## INSTRUCTION
Copy each line exactly.

┏━━

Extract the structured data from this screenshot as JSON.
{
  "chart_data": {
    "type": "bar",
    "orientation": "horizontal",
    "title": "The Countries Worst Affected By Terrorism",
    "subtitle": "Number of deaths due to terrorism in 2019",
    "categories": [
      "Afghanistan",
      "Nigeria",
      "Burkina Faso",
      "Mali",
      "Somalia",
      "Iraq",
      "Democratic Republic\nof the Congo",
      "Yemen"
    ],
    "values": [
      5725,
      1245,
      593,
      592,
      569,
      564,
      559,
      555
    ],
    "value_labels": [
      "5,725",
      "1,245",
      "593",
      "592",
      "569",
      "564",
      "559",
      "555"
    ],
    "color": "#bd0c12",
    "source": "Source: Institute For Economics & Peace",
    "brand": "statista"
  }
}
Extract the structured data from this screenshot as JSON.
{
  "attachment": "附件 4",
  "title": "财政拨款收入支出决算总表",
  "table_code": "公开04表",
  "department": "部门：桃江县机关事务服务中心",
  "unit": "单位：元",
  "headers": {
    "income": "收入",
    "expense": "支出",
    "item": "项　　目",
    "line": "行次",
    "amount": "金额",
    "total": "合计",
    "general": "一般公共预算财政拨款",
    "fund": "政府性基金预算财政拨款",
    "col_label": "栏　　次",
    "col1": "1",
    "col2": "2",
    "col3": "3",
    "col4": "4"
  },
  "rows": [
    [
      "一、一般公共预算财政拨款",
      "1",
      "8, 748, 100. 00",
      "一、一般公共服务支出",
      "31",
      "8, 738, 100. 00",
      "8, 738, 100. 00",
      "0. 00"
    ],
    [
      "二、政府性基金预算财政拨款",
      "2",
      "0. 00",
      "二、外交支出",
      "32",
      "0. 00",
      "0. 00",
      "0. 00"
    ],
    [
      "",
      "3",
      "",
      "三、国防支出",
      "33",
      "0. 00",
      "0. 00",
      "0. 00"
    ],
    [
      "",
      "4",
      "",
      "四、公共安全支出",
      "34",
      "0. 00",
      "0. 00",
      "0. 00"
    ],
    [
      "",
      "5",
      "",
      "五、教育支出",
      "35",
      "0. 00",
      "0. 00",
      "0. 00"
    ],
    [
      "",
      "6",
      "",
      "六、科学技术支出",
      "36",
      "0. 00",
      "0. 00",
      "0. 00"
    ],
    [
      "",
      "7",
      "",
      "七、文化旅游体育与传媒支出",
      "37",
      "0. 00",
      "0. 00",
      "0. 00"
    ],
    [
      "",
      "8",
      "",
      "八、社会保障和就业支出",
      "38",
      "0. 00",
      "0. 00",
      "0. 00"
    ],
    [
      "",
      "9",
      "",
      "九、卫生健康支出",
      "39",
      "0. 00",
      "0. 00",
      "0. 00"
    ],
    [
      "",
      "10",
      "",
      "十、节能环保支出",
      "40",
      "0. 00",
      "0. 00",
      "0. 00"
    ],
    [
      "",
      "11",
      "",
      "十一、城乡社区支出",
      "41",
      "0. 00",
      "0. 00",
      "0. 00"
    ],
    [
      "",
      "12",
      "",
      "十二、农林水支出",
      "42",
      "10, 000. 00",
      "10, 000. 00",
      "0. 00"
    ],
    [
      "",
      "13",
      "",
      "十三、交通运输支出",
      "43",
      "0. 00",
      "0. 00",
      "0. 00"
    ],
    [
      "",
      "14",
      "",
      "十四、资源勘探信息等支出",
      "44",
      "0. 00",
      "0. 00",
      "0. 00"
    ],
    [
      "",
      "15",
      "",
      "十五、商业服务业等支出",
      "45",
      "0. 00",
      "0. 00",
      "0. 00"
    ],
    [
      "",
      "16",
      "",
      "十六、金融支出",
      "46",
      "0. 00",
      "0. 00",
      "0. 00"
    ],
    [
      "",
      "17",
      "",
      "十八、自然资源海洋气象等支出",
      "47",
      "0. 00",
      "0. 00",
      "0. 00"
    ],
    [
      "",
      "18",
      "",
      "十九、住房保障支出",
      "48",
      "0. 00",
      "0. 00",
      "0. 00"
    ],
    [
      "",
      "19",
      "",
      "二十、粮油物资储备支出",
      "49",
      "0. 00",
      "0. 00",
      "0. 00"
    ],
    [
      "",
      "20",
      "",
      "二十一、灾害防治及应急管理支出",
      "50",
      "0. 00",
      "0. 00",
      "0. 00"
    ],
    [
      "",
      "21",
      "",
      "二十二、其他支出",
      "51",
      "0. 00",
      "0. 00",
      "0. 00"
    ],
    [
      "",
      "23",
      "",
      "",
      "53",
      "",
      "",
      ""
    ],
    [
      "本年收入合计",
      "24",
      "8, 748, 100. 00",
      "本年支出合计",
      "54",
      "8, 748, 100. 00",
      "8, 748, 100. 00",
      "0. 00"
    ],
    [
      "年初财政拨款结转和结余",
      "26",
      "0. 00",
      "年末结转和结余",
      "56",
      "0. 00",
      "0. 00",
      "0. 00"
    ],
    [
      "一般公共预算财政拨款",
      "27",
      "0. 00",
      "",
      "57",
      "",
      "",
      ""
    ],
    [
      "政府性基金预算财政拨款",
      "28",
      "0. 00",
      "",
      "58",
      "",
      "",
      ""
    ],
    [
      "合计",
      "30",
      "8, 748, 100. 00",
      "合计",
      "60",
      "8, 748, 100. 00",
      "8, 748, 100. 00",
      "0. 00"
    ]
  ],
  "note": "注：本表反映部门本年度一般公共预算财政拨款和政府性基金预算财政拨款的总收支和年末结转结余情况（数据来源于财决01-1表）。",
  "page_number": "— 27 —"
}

┗━━

## SOLUTION BELOW
Extract the structured data from this screenshot as JSON.
{
  "chart_data": {
    "type": "bar",
    "orientation": "horizontal",
    "title": "The Countries Worst Affected By Terrorism",
    "subtitle": "Number of deaths due to terrorism in 2019",
    "categories": [
      "Afghanistan",
      "Nigeria",
      "Burkina Faso",
      "Mali",
      "Somalia",
      "Iraq",
      "Democratic Republic\nof the Congo",
      "Yemen"
    ],
    "values": [
      5725,
      1245,
      593,
      592,
      569,
      564,
      559,
      555
    ],
    "value_labels": [
      "5,725",
      "1,245",
      "593",
      "592",
      "569",
      "564",
      "559",
      "555"
    ],
    "color": "#bd0c12",
    "source": "Source: Institute For Economics & Peace",
    "brand": "statista"
  }
}
Extract the structured data from this screenshot as JSON.
{
  "attachment": "附件 4",
  "title": "财政拨款收入支出决算总表",
  "table_code": "公开04表",
  "department": "部门：桃江县机关事务服务中心",
  "unit": "单位：元",
  "headers": {
    "income": "收入",
    "expense": "支出",
    "item": "项　　目",
    "line": "行次",
    "amount": "金额",
    "total": "合计",
    "general": "一般公共预算财政拨款",
    "fund": "政府性基金预算财政拨款",
    "col_label": "栏　　次",
    "col1": "1",
    "col2": "2",
    "col3": "3",
    "col4": "4"
  },
  "rows": [
    [
      "一、一般公共预算财政拨款",
      "1",
      "8, 748, 100. 00",
      "一、一般公共服务支出",
      "31",
      "8, 738, 100. 00",
      "8, 738, 100. 00",
      "0. 00"
    ],
    [
      "二、政府性基金预算财政拨款",
      "2",
      "0. 00",
      "二、外交支出",
      "32",
      "0. 00",
      "0. 00",
      "0. 00"
    ],
    [
      "",
      "3",
      "",
      "三、国防支出",
      "33",
      "0. 00",
      "0. 00",
      "0. 00"
    ],
    [
      "",
      "4",
      "",
      "四、公共安全支出",
      "34",
      "0. 00",
      "0. 00",
      "0. 00"
    ],
    [
      "",
      "5",
      "",
      "五、教育支出",
      "35",
      "0. 00",
      "0. 00",
      "0. 00"
    ],
    [
      "",
      "6",
      "",
      "六、科学技术支出",
      "36",
      "0. 00",
      "0. 00",
      "0. 00"
    ],
    [
      "",
      "7",
      "",
      "七、文化旅游体育与传媒支出",
      "37",
      "0. 00",
      "0. 00",
      "0. 00"
    ],
    [
      "",
      "8",
      "",
      "八、社会保障和就业支出",
      "38",
      "0. 00",
      "0. 00",
      "0. 00"
    ],
    [
      "",
      "9",
      "",
      "九、卫生健康支出",
      "39",
      "0. 00",
      "0. 00",
      "0. 00"
    ],
    [
      "",
      "10",
      "",
      "十、节能环保支出",
      "40",
      "0. 00",
      "0. 00",
      "0. 00"
    ],
    [
      "",
      "11",
      "",
      "十一、城乡社区支出",
      "41",
      "0. 00",
      "0. 00",
      "0. 00"
    ],
    [
      "",
      "12",
      "",
      "十二、农林水支出",
      "42",
      "10, 000. 00",
      "10, 000. 00",
      "0. 00"
    ],
    [
      "",
      "13",
      "",
      "十三、交通运输支出",
      "43",
      "0. 00",
      "0. 00",
      "0. 00"
    ],
    [
      "",
      "14",
      "",
      "十四、资源勘探信息等支出",
      "44",
      "0. 00",
      "0. 00",
      "0. 00"
    ],
    [
      "",
      "15",
      "",
      "十五、商业服务业等支出",
      "45",
      "0. 00",
      "0. 00",
      "0. 00"
    ],
    [
      "",
      "16",
      "",
      "十六、金融支出",
      "46",
      "0. 00",
      "0. 00",
      "0. 00"
    ],
    [
      "",
      "17",
      "",
      "十八、自然资源海洋气象等支出",
      "47",
      "0. 00",
      "0. 00",
      "0. 00"
    ],
    [
      "",
      "18",
      "",
      "十九、住房保障支出",
      "48",
      "0. 00",
      "0. 00",
      "0. 00"
    ],
    [
      "",
      "19",
      "",
      "二十、粮油物资储备支出",
      "49",
      "0. 00",
      "0. 00",
      "0. 00"
    ],
    [
      "",
      "20",
      "",
      "二十一、灾害防治及应急管理支出",
      "50",
      "0. 00",
      "0. 00",
      "0. 00"
    ],
    [
      "",
      "21",
      "",
      "二十二、其他支出",
      "51",
      "0. 00",
      "0. 00",
      "0. 00"
    ],
    [
      "",
      "23",
      "",
      "",
      "53",
      "",
      "",
      ""
    ],
    [
      "本年收入合计",
      "24",
      "8, 748, 100. 00",
      "本年支出合计",
      "54",
      "8, 748, 100. 00",
      "8, 748, 100. 00",
      "0. 00"
    ],
    [
      "年初财政拨款结转和结余",
      "26",
      "0. 00",
      "年末结转和结余",
      "56",
      "0. 00",
      "0. 00",
      "0. 00"
    ],
    [
      "一般公共预算财政拨款",
      "27",
      "0. 00",
      "",
      "57",
      "",
      "",
      ""
    ],
    [
      "政府性基金预算财政拨款",
      "28",
      "0. 00",
      "",
      "58",
      "",
      "",
      ""
    ],
    [
      "合计",
      "30",
      "8, 748, 100. 00",
      "合计",
      "60",
      "8, 748, 100. 00",
      "8, 748, 100. 00",
      "0. 00"
    ]
  ],
  "note": "注：本表反映部门本年度一般公共预算财政拨款和政府性基金预算财政拨款的总收支和年末结转结余情况（数据来源于财决01-1表）。",
  "page_number": "— 27 —"
}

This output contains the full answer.